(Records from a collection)

————

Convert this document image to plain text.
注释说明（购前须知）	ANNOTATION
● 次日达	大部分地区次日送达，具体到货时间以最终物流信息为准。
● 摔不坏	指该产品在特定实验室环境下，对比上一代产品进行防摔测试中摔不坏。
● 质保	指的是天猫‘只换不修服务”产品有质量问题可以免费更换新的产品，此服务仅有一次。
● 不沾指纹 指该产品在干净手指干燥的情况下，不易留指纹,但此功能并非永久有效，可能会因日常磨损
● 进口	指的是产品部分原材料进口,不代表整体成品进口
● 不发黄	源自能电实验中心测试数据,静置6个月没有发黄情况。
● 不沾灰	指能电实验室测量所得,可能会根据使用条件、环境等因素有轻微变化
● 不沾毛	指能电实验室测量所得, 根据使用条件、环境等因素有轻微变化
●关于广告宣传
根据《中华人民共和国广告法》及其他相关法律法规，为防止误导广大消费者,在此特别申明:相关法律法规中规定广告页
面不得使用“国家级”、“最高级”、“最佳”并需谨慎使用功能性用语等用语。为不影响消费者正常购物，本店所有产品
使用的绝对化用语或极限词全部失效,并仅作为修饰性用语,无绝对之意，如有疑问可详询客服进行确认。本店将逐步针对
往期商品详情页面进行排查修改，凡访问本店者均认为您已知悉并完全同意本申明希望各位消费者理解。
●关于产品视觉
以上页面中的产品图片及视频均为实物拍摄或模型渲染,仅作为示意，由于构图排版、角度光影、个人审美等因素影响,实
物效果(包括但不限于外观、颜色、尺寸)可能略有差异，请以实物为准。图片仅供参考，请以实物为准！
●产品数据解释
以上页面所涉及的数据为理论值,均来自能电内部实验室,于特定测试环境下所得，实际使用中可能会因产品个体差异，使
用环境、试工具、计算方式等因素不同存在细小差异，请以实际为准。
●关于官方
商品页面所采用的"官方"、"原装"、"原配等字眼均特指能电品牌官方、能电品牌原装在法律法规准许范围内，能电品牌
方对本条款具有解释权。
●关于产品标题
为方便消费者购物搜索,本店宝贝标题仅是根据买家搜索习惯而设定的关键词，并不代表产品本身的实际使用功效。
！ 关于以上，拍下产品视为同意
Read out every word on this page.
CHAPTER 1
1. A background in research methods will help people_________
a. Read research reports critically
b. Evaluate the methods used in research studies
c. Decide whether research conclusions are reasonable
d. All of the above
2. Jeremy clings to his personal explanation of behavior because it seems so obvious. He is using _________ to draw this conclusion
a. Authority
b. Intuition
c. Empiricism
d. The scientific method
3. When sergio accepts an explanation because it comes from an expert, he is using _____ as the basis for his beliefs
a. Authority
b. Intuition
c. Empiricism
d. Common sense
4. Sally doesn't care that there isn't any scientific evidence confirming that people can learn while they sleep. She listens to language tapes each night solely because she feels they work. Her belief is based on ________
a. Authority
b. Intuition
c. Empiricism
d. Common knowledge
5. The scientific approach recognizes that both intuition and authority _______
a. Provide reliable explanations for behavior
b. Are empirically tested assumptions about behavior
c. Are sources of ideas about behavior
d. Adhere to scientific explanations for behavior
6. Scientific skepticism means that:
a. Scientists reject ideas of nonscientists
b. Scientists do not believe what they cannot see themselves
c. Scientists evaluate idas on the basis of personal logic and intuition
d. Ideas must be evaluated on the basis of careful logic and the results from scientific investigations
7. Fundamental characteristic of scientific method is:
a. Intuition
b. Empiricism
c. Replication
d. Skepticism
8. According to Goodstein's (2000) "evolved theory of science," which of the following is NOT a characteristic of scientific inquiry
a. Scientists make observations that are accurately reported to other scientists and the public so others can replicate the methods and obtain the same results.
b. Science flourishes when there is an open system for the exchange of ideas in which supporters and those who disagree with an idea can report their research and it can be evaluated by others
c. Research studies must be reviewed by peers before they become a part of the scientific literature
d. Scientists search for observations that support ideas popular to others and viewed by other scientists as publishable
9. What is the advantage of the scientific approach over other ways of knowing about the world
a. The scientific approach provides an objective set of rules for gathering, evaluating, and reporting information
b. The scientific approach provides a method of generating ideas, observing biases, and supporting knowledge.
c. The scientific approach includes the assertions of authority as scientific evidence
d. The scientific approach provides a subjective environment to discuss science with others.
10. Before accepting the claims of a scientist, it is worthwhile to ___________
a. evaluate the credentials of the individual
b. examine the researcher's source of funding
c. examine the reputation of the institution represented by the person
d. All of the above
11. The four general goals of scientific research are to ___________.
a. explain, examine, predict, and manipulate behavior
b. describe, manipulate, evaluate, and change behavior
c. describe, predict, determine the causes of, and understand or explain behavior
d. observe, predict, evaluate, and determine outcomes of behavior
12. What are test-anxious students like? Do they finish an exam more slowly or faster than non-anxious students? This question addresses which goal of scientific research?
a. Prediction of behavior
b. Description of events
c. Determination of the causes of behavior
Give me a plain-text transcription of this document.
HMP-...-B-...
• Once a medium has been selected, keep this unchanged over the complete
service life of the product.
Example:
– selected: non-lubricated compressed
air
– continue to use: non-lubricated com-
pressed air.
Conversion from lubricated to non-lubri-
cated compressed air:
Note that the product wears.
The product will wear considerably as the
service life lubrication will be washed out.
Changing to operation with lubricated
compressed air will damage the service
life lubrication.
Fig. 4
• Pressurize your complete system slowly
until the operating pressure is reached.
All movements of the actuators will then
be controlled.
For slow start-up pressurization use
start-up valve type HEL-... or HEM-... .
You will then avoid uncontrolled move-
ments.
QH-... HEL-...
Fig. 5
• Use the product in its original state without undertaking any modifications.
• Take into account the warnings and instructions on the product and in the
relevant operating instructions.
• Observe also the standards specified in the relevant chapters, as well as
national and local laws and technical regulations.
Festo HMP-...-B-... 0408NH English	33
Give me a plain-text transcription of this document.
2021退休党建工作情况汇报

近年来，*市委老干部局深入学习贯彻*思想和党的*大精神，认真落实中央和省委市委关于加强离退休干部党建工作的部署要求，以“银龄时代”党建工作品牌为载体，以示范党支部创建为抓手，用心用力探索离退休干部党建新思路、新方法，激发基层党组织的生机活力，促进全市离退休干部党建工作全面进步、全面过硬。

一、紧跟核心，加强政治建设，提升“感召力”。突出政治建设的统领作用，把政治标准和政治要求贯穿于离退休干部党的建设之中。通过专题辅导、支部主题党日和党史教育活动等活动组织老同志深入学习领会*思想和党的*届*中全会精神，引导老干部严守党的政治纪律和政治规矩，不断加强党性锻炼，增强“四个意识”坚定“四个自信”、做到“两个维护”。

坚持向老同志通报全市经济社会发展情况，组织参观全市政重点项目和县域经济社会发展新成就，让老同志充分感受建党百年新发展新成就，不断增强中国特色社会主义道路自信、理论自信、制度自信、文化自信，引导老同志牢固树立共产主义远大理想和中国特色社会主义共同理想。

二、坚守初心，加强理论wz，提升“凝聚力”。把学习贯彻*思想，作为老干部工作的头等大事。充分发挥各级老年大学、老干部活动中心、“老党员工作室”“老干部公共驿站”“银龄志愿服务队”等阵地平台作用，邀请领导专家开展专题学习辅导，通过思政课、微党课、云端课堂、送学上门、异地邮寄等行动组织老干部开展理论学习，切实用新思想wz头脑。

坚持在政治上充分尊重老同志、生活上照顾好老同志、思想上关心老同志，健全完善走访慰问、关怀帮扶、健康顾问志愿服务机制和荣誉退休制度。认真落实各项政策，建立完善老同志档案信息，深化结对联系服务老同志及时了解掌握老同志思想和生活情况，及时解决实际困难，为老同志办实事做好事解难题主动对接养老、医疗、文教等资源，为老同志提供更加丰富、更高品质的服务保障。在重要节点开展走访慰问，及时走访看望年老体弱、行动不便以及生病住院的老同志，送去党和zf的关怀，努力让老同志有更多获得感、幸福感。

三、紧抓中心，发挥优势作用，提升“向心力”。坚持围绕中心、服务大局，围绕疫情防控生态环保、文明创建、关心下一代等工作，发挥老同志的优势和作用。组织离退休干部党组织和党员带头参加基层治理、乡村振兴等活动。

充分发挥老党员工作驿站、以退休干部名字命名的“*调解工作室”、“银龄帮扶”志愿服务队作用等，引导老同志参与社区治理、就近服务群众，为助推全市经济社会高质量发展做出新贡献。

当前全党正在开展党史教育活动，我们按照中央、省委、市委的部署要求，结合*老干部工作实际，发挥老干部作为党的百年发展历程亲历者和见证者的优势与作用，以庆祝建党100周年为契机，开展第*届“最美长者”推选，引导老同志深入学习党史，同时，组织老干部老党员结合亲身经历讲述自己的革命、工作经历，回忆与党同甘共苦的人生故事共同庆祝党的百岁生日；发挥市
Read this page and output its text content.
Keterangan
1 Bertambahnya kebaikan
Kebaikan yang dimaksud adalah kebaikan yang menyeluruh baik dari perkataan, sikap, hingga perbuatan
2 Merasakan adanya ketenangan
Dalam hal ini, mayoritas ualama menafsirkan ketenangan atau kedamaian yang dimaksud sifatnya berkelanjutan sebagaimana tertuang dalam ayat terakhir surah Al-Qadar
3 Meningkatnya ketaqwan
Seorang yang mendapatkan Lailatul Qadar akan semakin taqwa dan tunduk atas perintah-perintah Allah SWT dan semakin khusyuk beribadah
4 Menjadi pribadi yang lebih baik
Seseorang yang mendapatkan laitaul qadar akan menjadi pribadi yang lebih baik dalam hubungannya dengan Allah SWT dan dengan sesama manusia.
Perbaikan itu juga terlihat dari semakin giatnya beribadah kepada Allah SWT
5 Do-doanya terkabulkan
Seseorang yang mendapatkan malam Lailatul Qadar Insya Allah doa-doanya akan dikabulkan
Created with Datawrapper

————

Each line holding the word "relevant" counts once; report the total and nothing else.

- RESPONSE TO THIS TASK -
2